__STATED EXERCISE__
Every record must be repeated exactly, with no omission.

(Stored dataset items)
>>>>>

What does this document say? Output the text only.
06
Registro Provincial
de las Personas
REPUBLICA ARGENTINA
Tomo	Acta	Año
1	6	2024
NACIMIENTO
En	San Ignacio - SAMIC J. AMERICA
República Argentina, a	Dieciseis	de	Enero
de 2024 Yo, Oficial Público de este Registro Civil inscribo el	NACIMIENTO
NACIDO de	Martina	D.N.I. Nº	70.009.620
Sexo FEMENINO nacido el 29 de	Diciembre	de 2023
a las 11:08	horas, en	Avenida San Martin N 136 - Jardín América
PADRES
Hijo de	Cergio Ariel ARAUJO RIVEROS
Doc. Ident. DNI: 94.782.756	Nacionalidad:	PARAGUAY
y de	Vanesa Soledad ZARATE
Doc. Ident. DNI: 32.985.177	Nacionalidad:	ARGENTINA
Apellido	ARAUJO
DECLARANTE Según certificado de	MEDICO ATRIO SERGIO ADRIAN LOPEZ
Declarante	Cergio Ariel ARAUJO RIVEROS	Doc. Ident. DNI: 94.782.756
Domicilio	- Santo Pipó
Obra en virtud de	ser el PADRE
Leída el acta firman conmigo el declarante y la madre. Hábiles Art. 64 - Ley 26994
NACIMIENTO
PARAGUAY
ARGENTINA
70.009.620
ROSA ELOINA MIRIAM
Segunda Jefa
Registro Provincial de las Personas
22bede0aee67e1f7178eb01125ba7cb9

<<<<<

__WORKED SOLUTION__
What does this document say? Output the text only.
06
Registro Provincial
de las Personas
REPUBLICA ARGENTINA
Tomo	Acta	Año
1	6	2024
NACIMIENTO
En	San Ignacio - SAMIC J. AMERICA
República Argentina, a	Dieciseis	de	Enero
de 2024 Yo, Oficial Público de este Registro Civil inscribo el	NACIMIENTO
NACIDO de	Martina	D.N.I. Nº	70.009.620
Sexo FEMENINO nacido el 29 de	Diciembre	de 2023
a las 11:08	horas, en	Avenida San Martin N 136 - Jardín América
PADRES
Hijo de	Cergio Ariel ARAUJO RIVEROS
Doc. Ident. DNI: 94.782.756	Nacionalidad:	PARAGUAY
y de	Vanesa Soledad ZARATE
Doc. Ident. DNI: 32.985.177	Nacionalidad:	ARGENTINA
Apellido	ARAUJO
DECLARANTE Según certificado de	MEDICO ATRIO SERGIO ADRIAN LOPEZ
Declarante	Cergio Ariel ARAUJO RIVEROS	Doc. Ident. DNI: 94.782.756
Domicilio	- Santo Pipó
Obra en virtud de	ser el PADRE
Leída el acta firman conmigo el declarante y la madre. Hábiles Art. 64 - Ley 26994
NACIMIENTO
PARAGUAY
ARGENTINA
70.009.620
ROSA ELOINA MIRIAM
Segunda Jefa
Registro Provincial de las Personas
22bede0aee67e1f7178eb01125ba7cb9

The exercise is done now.